**Exercise task**
Each entry must be reproduced precisely as it stands.

Dataset rows:
= = = = = = =

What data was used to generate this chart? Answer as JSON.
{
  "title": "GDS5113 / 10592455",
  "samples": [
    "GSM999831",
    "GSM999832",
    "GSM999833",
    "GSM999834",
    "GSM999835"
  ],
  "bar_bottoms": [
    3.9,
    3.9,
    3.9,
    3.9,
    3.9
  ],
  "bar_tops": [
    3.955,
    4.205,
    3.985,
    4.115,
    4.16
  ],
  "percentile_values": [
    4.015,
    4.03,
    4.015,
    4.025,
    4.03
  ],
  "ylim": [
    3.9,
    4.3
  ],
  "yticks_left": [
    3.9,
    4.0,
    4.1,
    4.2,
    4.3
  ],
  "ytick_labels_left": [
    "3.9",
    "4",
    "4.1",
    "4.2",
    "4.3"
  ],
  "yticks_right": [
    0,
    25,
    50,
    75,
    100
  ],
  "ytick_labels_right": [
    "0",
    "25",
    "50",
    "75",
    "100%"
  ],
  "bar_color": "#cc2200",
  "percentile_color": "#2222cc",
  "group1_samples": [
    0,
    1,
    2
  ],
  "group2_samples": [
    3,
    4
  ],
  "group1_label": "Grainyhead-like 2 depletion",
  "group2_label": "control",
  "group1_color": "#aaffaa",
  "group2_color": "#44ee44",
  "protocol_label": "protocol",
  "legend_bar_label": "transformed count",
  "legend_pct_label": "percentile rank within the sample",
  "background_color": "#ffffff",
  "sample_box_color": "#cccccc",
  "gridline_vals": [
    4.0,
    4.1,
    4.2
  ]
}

= = = = = = =

**Answer for this exercise**
What data was used to generate this chart? Answer as JSON.
{
  "title": "GDS5113 / 10592455",
  "samples": [
    "GSM999831",
    "GSM999832",
    "GSM999833",
    "GSM999834",
    "GSM999835"
  ],
  "bar_bottoms": [
    3.9,
    3.9,
    3.9,
    3.9,
    3.9
  ],
  "bar_tops": [
    3.955,
    4.205,
    3.985,
    4.115,
    4.16
  ],
  "percentile_values": [
    4.015,
    4.03,
    4.015,
    4.025,
    4.03
  ],
  "ylim": [
    3.9,
    4.3
  ],
  "yticks_left": [
    3.9,
    4.0,
    4.1,
    4.2,
    4.3
  ],
  "ytick_labels_left": [
    "3.9",
    "4",
    "4.1",
    "4.2",
    "4.3"
  ],
  "yticks_right": [
    0,
    25,
    50,
    75,
    100
  ],
  "ytick_labels_right": [
    "0",
    "25",
    "50",
    "75",
    "100%"
  ],
  "bar_color": "#cc2200",
  "percentile_color": "#2222cc",
  "group1_samples": [
    0,
    1,
    2
  ],
  "group2_samples": [
    3,
    4
  ],
  "group1_label": "Grainyhead-like 2 depletion",
  "group2_label": "control",
  "group1_color": "#aaffaa",
  "group2_color": "#44ee44",
  "protocol_label": "protocol",
  "legend_bar_label": "transformed count",
  "legend_pct_label": "percentile rank within the sample",
  "background_color": "#ffffff",
  "sample_box_color": "#cccccc",
  "gridline_vals": [
    4.0,
    4.1,
    4.2
  ]
}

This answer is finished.